- [Exercise goal]: Copy each line holding the string "name".

# Start of The records

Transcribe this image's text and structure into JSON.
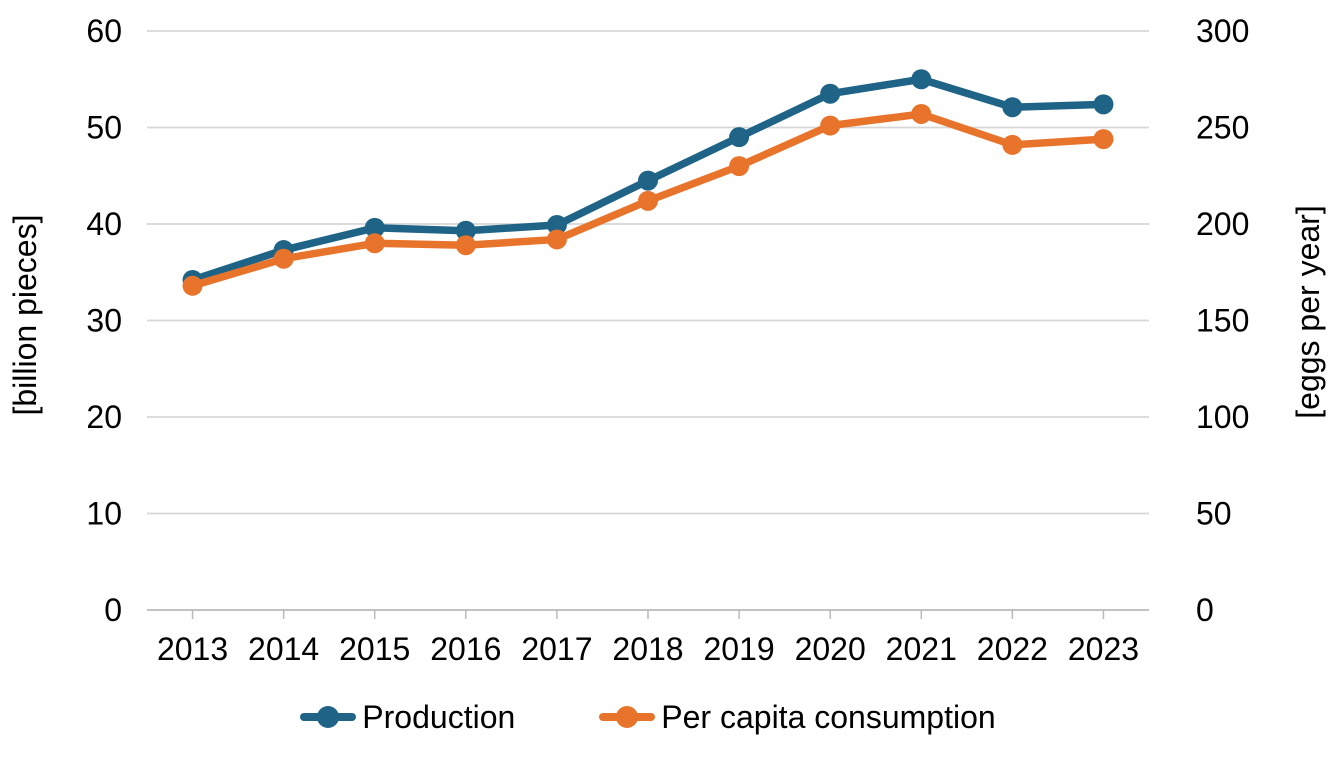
{
  "chart_data": {
    "type": "line",
    "title": "",
    "x_categories": [
      "2013",
      "2014",
      "2015",
      "2016",
      "2017",
      "2018",
      "2019",
      "2020",
      "2021",
      "2022",
      "2023"
    ],
    "series": [
      {
        "name": "Production",
        "axis": "left",
        "color": "#1f6387",
        "values": [
          34.2,
          37.3,
          39.6,
          39.3,
          39.9,
          44.5,
          49.0,
          53.5,
          55.0,
          52.1,
          52.4
        ]
      },
      {
        "name": "Per capita consumption",
        "axis": "right",
        "color": "#e8742c",
        "values": [
          168,
          182,
          190,
          189,
          192,
          212,
          230,
          251,
          257,
          241,
          244
        ]
      }
    ],
    "left_axis": {
      "label": "[billion pieces]",
      "min": 0,
      "max": 60,
      "step": 10,
      "tick_labels": [
        "0",
        "10",
        "20",
        "30",
        "40",
        "50",
        "60"
      ]
    },
    "right_axis": {
      "label": "[eggs per year]",
      "min": 0,
      "max": 300,
      "step": 50,
      "tick_labels": [
        "0",
        "50",
        "100",
        "150",
        "200",
        "250",
        "300"
      ]
    },
    "grid": "horizontal",
    "legend_position": "bottom"
  },
  "style": {
    "grid_color": "#d6d6d6",
    "axis_color": "#b9b9b9",
    "text_color": "#000000",
    "background": "#ffffff"
  }
}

# End of The records

- [Answer to this problem]:
        "name": "Production",
        "name": "Per capita consumption",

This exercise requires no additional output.